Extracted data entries
——
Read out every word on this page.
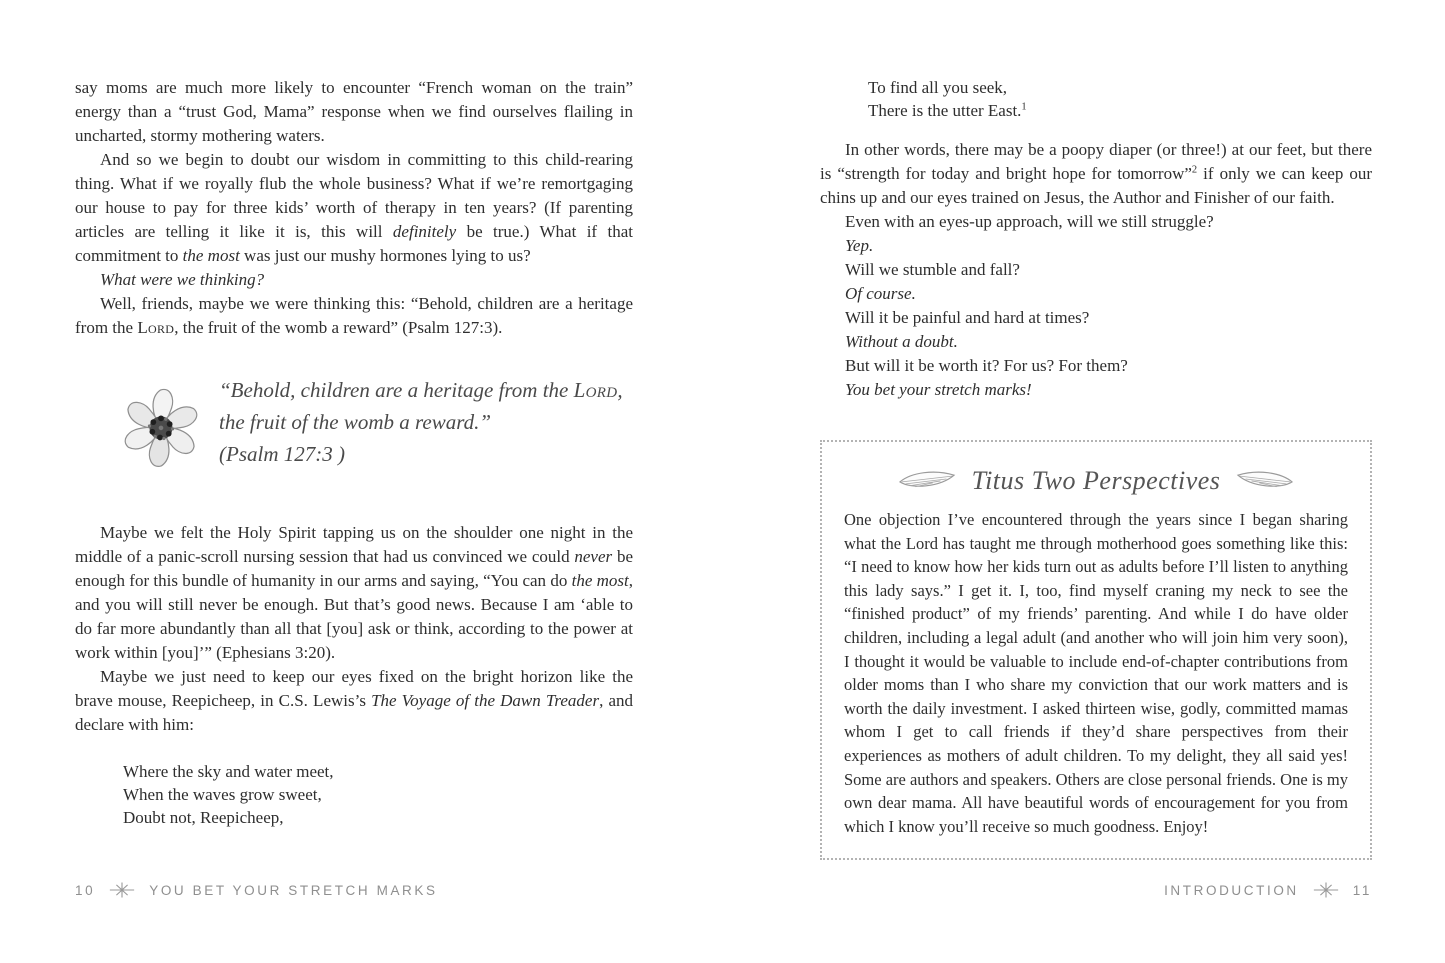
say moms are much more likely to encounter “French woman on the train” energy than a “trust God, Mama” response when we find ourselves flailing in uncharted, stormy mothering waters.

And so we begin to doubt our wisdom in committing to this child-rearing thing. What if we royally flub the whole business? What if we’re remortgaging our house to pay for three kids’ worth of therapy in ten years? (If parenting articles are telling it like it is, this will definitely be true.) What if that commitment to the most was just our mushy hormones lying to us?

What were we thinking?

Well, friends, maybe we were thinking this: “Behold, children are a heritage from the Lord, the fruit of the womb a reward” (Psalm 127:3).

“Behold, children are a heritage from the Lord,
the fruit of the womb a reward.”
(Psalm 127:3 )

Maybe we felt the Holy Spirit tapping us on the shoulder one night in the middle of a panic-scroll nursing session that had us convinced we could never be enough for this bundle of humanity in our arms and saying, “You can do the most, and you will still never be enough. But that’s good news. Because I am ‘able to do far more abundantly than all that [you] ask or think, according to the power at work within [you]’” (Ephesians 3:20).

Maybe we just need to keep our eyes fixed on the bright horizon like the brave mouse, Reepicheep, in C.S. Lewis’s The Voyage of the Dawn Treader, and declare with him:

Where the sky and water meet,
When the waves grow sweet,
Doubt not, Reepicheep,
To find all you seek,
There is the utter East.$^1$

In other words, there may be a poopy diaper (or three!) at our feet, but there is “strength for today and bright hope for tomorrow”$^2$ if only we can keep our chins up and our eyes trained on Jesus, the Author and Finisher of our faith.

Even with an eyes-up approach, will we still struggle?
Yep.
Will we stumble and fall?
Of course.
Will it be painful and hard at times?
Without a doubt.
But will it be worth it? For us? For them?
You bet your stretch marks!
Titus Two Perspectives

One objection I’ve encountered through the years since I began sharing what the Lord has taught me through motherhood goes something like this: “I need to know how her kids turn out as adults before I’ll listen to anything this lady says.” I get it. I, too, find myself craning my neck to see the “finished product” of my friends’ parenting. And while I do have older children, including a legal adult (and another who will join him very soon), I thought it would be valuable to include end-of-chapter contributions from older moms than I who share my conviction that our work matters and is worth the daily investment. I asked thirteen wise, godly, committed mamas whom I get to call friends if they’d share perspectives from their experiences as mothers of adult children. To my delight, they all said yes! Some are authors and speakers. Others are close personal friends. One is my own dear mama. All have beautiful words of encouragement for you from which I know you’ll receive so much goodness. Enjoy!

10	YOU BET YOUR STRETCH MARKS	INTRODUCTION	11
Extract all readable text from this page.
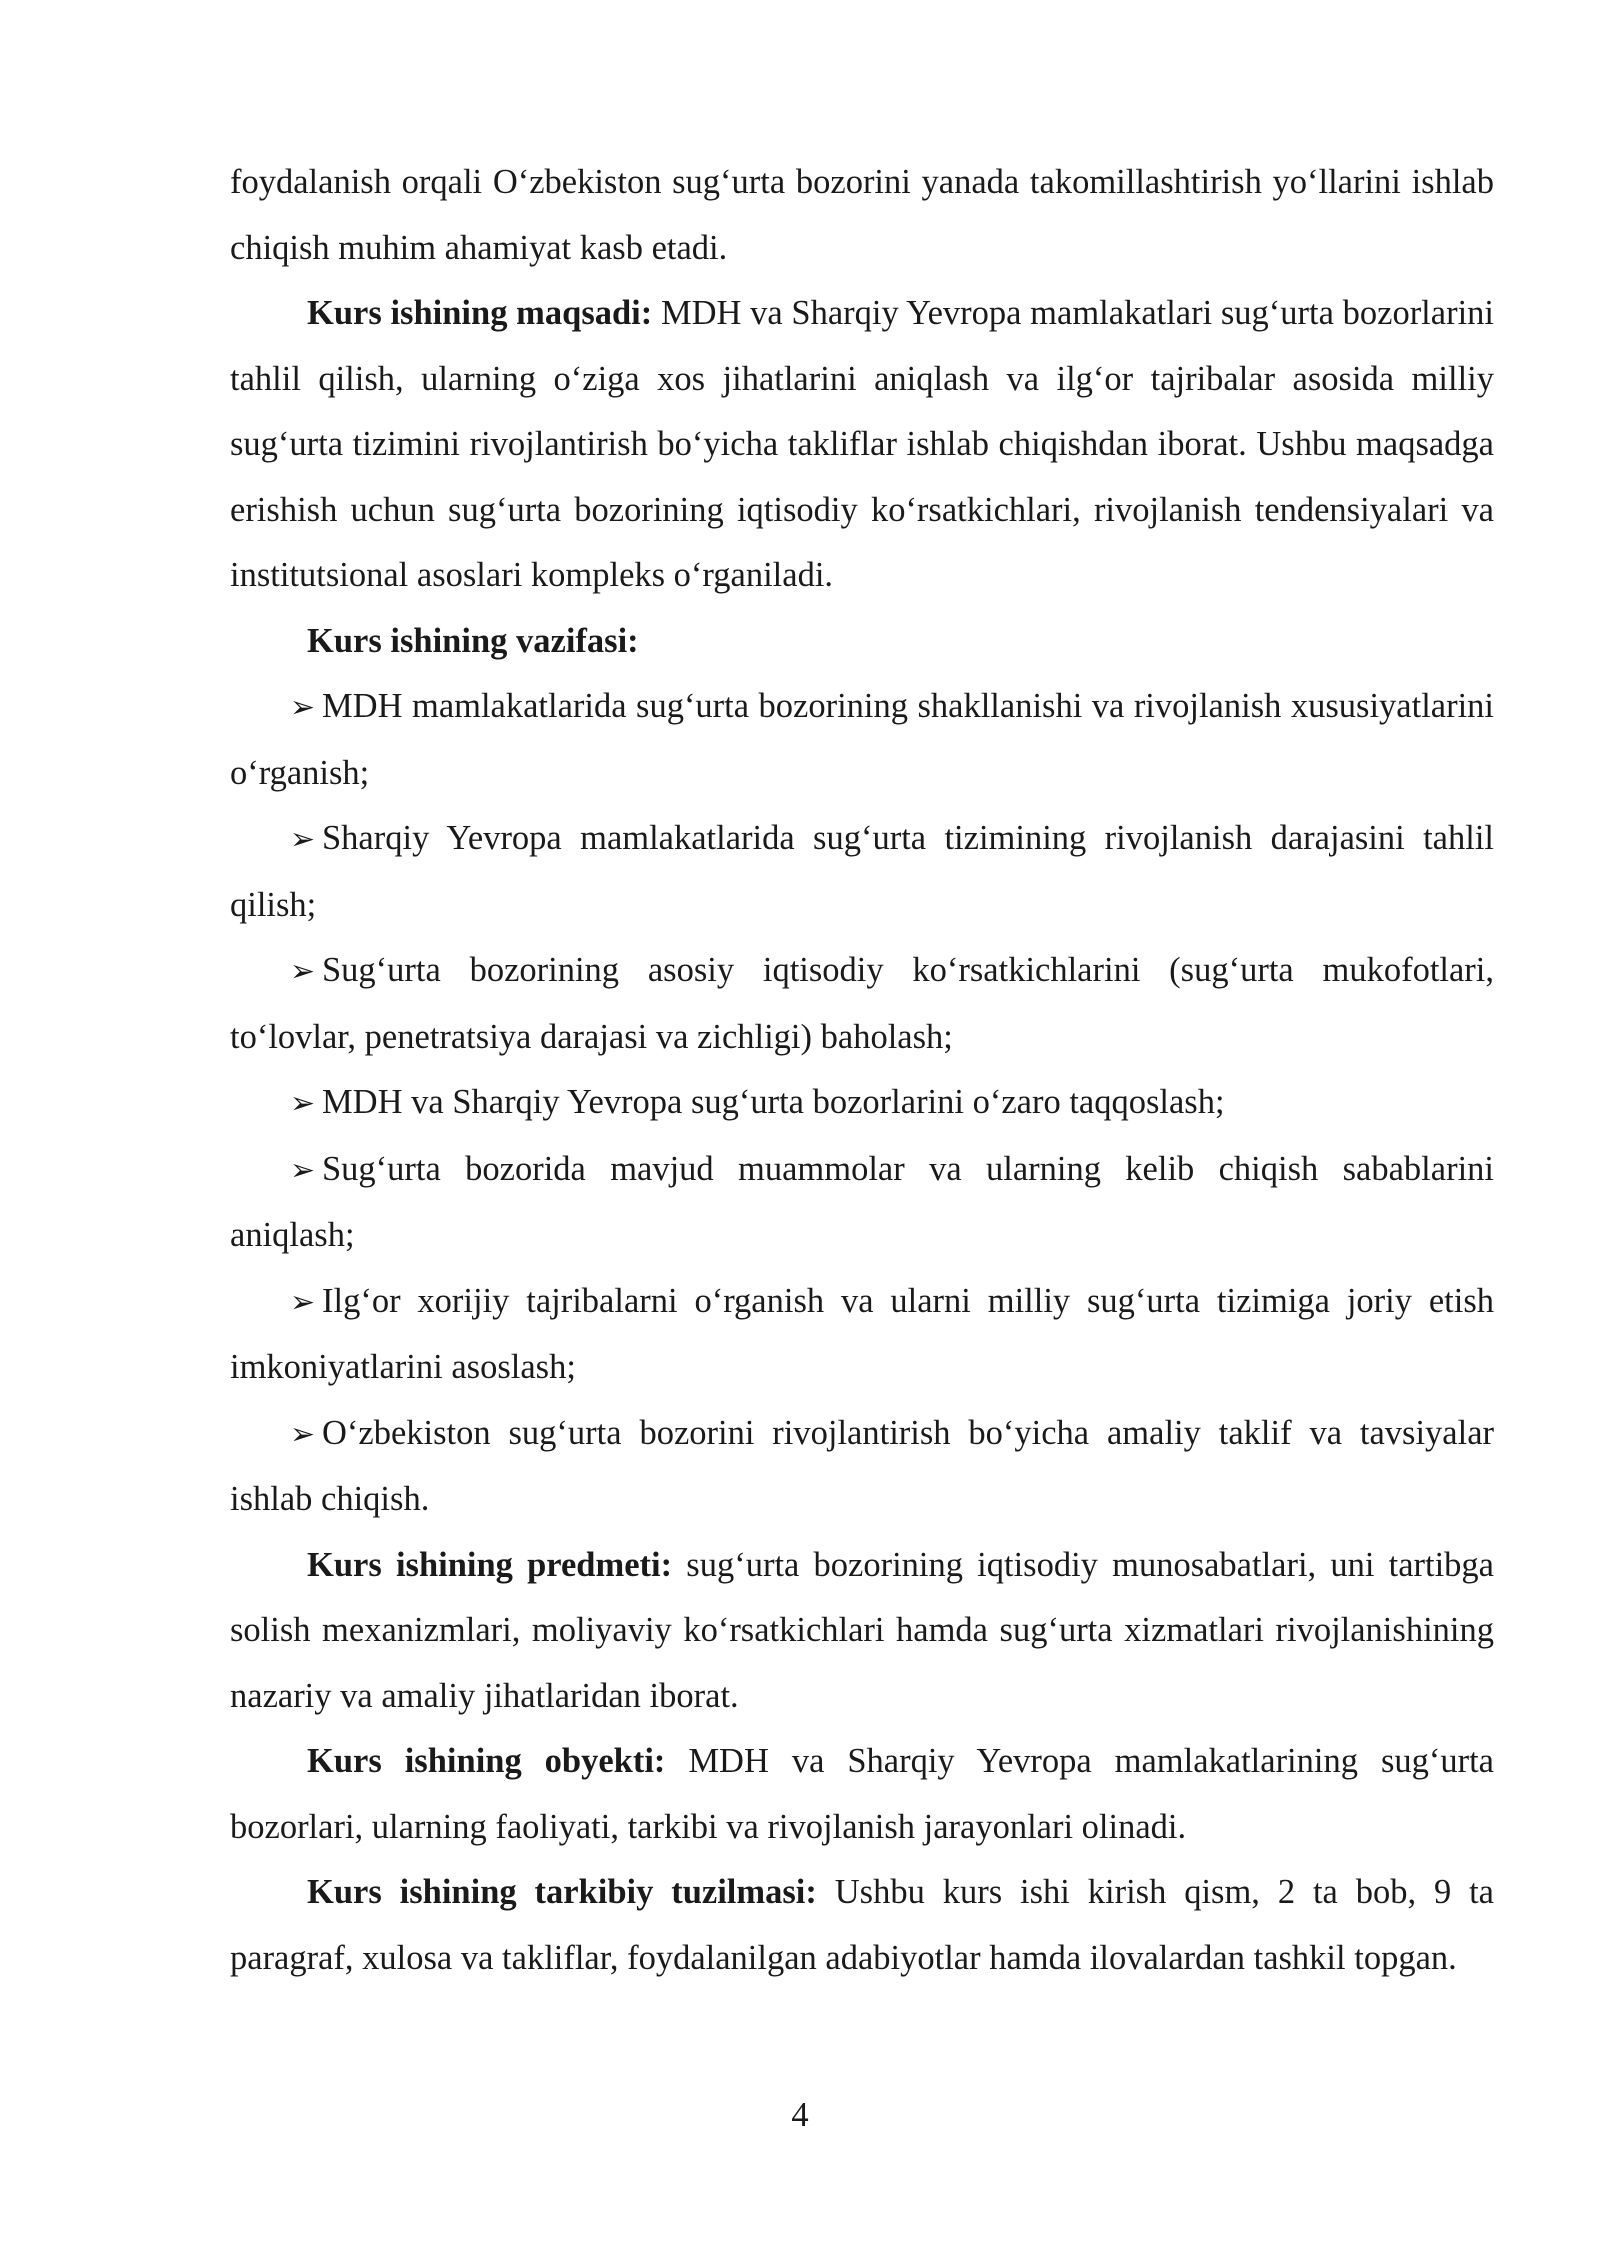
foydalanish orqali O‘zbekiston sug‘urta bozorini yanada takomillashtirish yo‘llarini ishlab chiqish muhim ahamiyat kasb etadi.

Kurs ishining maqsadi: MDH va Sharqiy Yevropa mamlakatlari sug‘urta bozorlarini tahlil qilish, ularning o‘ziga xos jihatlarini aniqlash va ilg‘or tajribalar asosida milliy sug‘urta tizimini rivojlantirish bo‘yicha takliflar ishlab chiqishdan iborat. Ushbu maqsadga erishish uchun sug‘urta bozorining iqtisodiy ko‘rsatkichlari, rivojlanish tendensiyalari va institutsional asoslari kompleks o‘rganiladi.

Kurs ishining vazifasi:

➢ MDH mamlakatlarida sug‘urta bozorining shakllanishi va rivojlanish xususiyatlarini o‘rganish;

➢ Sharqiy Yevropa mamlakatlarida sug‘urta tizimining rivojlanish darajasini tahlil qilish;

➢ Sug‘urta bozorining asosiy iqtisodiy ko‘rsatkichlarini (sug‘urta mukofotlari, to‘lovlar, penetratsiya darajasi va zichligi) baholash;

➢ MDH va Sharqiy Yevropa sug‘urta bozorlarini o‘zaro taqqoslash;

➢ Sug‘urta bozorida mavjud muammolar va ularning kelib chiqish sabablarini aniqlash;

➢ Ilg‘or xorijiy tajribalarni o‘rganish va ularni milliy sug‘urta tizimiga joriy etish imkoniyatlarini asoslash;

➢ O‘zbekiston sug‘urta bozorini rivojlantirish bo‘yicha amaliy taklif va tavsiyalar ishlab chiqish.

Kurs ishining predmeti: sug‘urta bozorining iqtisodiy munosabatlari, uni tartibga solish mexanizmlari, moliyaviy ko‘rsatkichlari hamda sug‘urta xizmatlari rivojlanishining nazariy va amaliy jihatlaridan iborat.

Kurs ishining obyekti: MDH va Sharqiy Yevropa mamlakatlarining sug‘urta bozorlari, ularning faoliyati, tarkibi va rivojlanish jarayonlari olinadi.

Kurs ishining tarkibiy tuzilmasi: Ushbu kurs ishi kirish qism, 2 ta bob, 9 ta paragraf, xulosa va takliflar, foydalanilgan adabiyotlar hamda ilovalardan tashkil topgan.

4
——
#### EXERCISE PROMPT:
Using the material above, set down every line exactly, but skip the pictures.

#### TASK SOLUTION:
Read out every word on this page.
say moms are much more likely to encounter “French woman on the train” energy than a “trust God, Mama” response when we find ourselves flailing in uncharted, stormy mothering waters.

And so we begin to doubt our wisdom in committing to this child-rearing thing. What if we royally flub the whole business? What if we’re remortgaging our house to pay for three kids’ worth of therapy in ten years? (If parenting articles are telling it like it is, this will definitely be true.) What if that commitment to the most was just our mushy hormones lying to us?

What were we thinking?

Well, friends, maybe we were thinking this: “Behold, children are a heritage from the Lord, the fruit of the womb a reward” (Psalm 127:3).

“Behold, children are a heritage from the Lord,
the fruit of the womb a reward.”
(Psalm 127:3 )

Maybe we felt the Holy Spirit tapping us on the shoulder one night in the middle of a panic-scroll nursing session that had us convinced we could never be enough for this bundle of humanity in our arms and saying, “You can do the most, and you will still never be enough. But that’s good news. Because I am ‘able to do far more abundantly than all that [you] ask or think, according to the power at work within [you]’” (Ephesians 3:20).

Maybe we just need to keep our eyes fixed on the bright horizon like the brave mouse, Reepicheep, in C.S. Lewis’s The Voyage of the Dawn Treader, and declare with him:

Where the sky and water meet,
When the waves grow sweet,
Doubt not, Reepicheep,
To find all you seek,
There is the utter East.$^1$

In other words, there may be a poopy diaper (or three!) at our feet, but there is “strength for today and bright hope for tomorrow”$^2$ if only we can keep our chins up and our eyes trained on Jesus, the Author and Finisher of our faith.

Even with an eyes-up approach, will we still struggle?
Yep.
Will we stumble and fall?
Of course.
Will it be painful and hard at times?
Without a doubt.
But will it be worth it? For us? For them?
You bet your stretch marks!
Titus Two Perspectives

One objection I’ve encountered through the years since I began sharing what the Lord has taught me through motherhood goes something like this: “I need to know how her kids turn out as adults before I’ll listen to anything this lady says.” I get it. I, too, find myself craning my neck to see the “finished product” of my friends’ parenting. And while I do have older children, including a legal adult (and another who will join him very soon), I thought it would be valuable to include end-of-chapter contributions from older moms than I who share my conviction that our work matters and is worth the daily investment. I asked thirteen wise, godly, committed mamas whom I get to call friends if they’d share perspectives from their experiences as mothers of adult children. To my delight, they all said yes! Some are authors and speakers. Others are close personal friends. One is my own dear mama. All have beautiful words of encouragement for you from which I know you’ll receive so much goodness. Enjoy!

10	YOU BET YOUR STRETCH MARKS	INTRODUCTION	11
Extract all readable text from this page.
foydalanish orqali O‘zbekiston sug‘urta bozorini yanada takomillashtirish yo‘llarini ishlab chiqish muhim ahamiyat kasb etadi.

Kurs ishining maqsadi: MDH va Sharqiy Yevropa mamlakatlari sug‘urta bozorlarini tahlil qilish, ularning o‘ziga xos jihatlarini aniqlash va ilg‘or tajribalar asosida milliy sug‘urta tizimini rivojlantirish bo‘yicha takliflar ishlab chiqishdan iborat. Ushbu maqsadga erishish uchun sug‘urta bozorining iqtisodiy ko‘rsatkichlari, rivojlanish tendensiyalari va institutsional asoslari kompleks o‘rganiladi.

Kurs ishining vazifasi:

➢ MDH mamlakatlarida sug‘urta bozorining shakllanishi va rivojlanish xususiyatlarini o‘rganish;

➢ Sharqiy Yevropa mamlakatlarida sug‘urta tizimining rivojlanish darajasini tahlil qilish;

➢ Sug‘urta bozorining asosiy iqtisodiy ko‘rsatkichlarini (sug‘urta mukofotlari, to‘lovlar, penetratsiya darajasi va zichligi) baholash;

➢ MDH va Sharqiy Yevropa sug‘urta bozorlarini o‘zaro taqqoslash;

➢ Sug‘urta bozorida mavjud muammolar va ularning kelib chiqish sabablarini aniqlash;

➢ Ilg‘or xorijiy tajribalarni o‘rganish va ularni milliy sug‘urta tizimiga joriy etish imkoniyatlarini asoslash;

➢ O‘zbekiston sug‘urta bozorini rivojlantirish bo‘yicha amaliy taklif va tavsiyalar ishlab chiqish.

Kurs ishining predmeti: sug‘urta bozorining iqtisodiy munosabatlari, uni tartibga solish mexanizmlari, moliyaviy ko‘rsatkichlari hamda sug‘urta xizmatlari rivojlanishining nazariy va amaliy jihatlaridan iborat.

Kurs ishining obyekti: MDH va Sharqiy Yevropa mamlakatlarining sug‘urta bozorlari, ularning faoliyati, tarkibi va rivojlanish jarayonlari olinadi.

Kurs ishining tarkibiy tuzilmasi: Ushbu kurs ishi kirish qism, 2 ta bob, 9 ta paragraf, xulosa va takliflar, foydalanilgan adabiyotlar hamda ilovalardan tashkil topgan.

4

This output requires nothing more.